## START

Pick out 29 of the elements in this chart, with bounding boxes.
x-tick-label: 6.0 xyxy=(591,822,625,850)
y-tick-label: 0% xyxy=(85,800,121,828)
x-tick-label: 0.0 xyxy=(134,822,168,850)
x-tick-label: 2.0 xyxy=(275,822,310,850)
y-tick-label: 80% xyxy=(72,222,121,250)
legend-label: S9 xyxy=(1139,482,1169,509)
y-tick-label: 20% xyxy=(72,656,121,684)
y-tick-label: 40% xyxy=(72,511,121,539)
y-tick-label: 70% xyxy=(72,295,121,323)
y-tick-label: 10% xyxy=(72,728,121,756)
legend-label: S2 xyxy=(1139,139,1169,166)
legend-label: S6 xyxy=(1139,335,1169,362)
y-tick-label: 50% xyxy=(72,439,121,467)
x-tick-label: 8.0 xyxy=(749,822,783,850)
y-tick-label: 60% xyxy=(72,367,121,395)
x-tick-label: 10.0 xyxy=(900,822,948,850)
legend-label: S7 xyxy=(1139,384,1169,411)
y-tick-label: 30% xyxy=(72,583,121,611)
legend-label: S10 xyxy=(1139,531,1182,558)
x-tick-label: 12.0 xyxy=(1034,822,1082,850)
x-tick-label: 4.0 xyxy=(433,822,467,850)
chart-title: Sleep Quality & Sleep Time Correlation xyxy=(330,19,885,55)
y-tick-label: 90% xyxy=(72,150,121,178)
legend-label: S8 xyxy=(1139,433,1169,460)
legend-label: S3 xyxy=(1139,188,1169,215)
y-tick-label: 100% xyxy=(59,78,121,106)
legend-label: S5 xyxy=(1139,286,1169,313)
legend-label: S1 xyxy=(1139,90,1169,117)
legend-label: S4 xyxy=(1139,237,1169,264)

## END

◆ Written problem: Please copy every line of the item above character for character.

◆ Response:
Pick out 29 of the elements in this chart, with bounding boxes.
x-tick-label: 6.0 xyxy=(591,822,625,850)
y-tick-label: 0% xyxy=(85,800,121,828)
x-tick-label: 0.0 xyxy=(134,822,168,850)
x-tick-label: 2.0 xyxy=(275,822,310,850)
y-tick-label: 80% xyxy=(72,222,121,250)
legend-label: S9 xyxy=(1139,482,1169,509)
y-tick-label: 20% xyxy=(72,656,121,684)
y-tick-label: 40% xyxy=(72,511,121,539)
y-tick-label: 70% xyxy=(72,295,121,323)
y-tick-label: 10% xyxy=(72,728,121,756)
legend-label: S2 xyxy=(1139,139,1169,166)
legend-label: S6 xyxy=(1139,335,1169,362)
y-tick-label: 50% xyxy=(72,439,121,467)
x-tick-label: 8.0 xyxy=(749,822,783,850)
y-tick-label: 60% xyxy=(72,367,121,395)
x-tick-label: 10.0 xyxy=(900,822,948,850)
legend-label: S7 xyxy=(1139,384,1169,411)
y-tick-label: 30% xyxy=(72,583,121,611)
legend-label: S10 xyxy=(1139,531,1182,558)
x-tick-label: 12.0 xyxy=(1034,822,1082,850)
x-tick-label: 4.0 xyxy=(433,822,467,850)
chart-title: Sleep Quality & Sleep Time Correlation xyxy=(330,19,885,55)
y-tick-label: 90% xyxy=(72,150,121,178)
legend-label: S8 xyxy=(1139,433,1169,460)
legend-label: S3 xyxy=(1139,188,1169,215)
y-tick-label: 100% xyxy=(59,78,121,106)
legend-label: S5 xyxy=(1139,286,1169,313)
legend-label: S1 xyxy=(1139,90,1169,117)
legend-label: S4 xyxy=(1139,237,1169,264)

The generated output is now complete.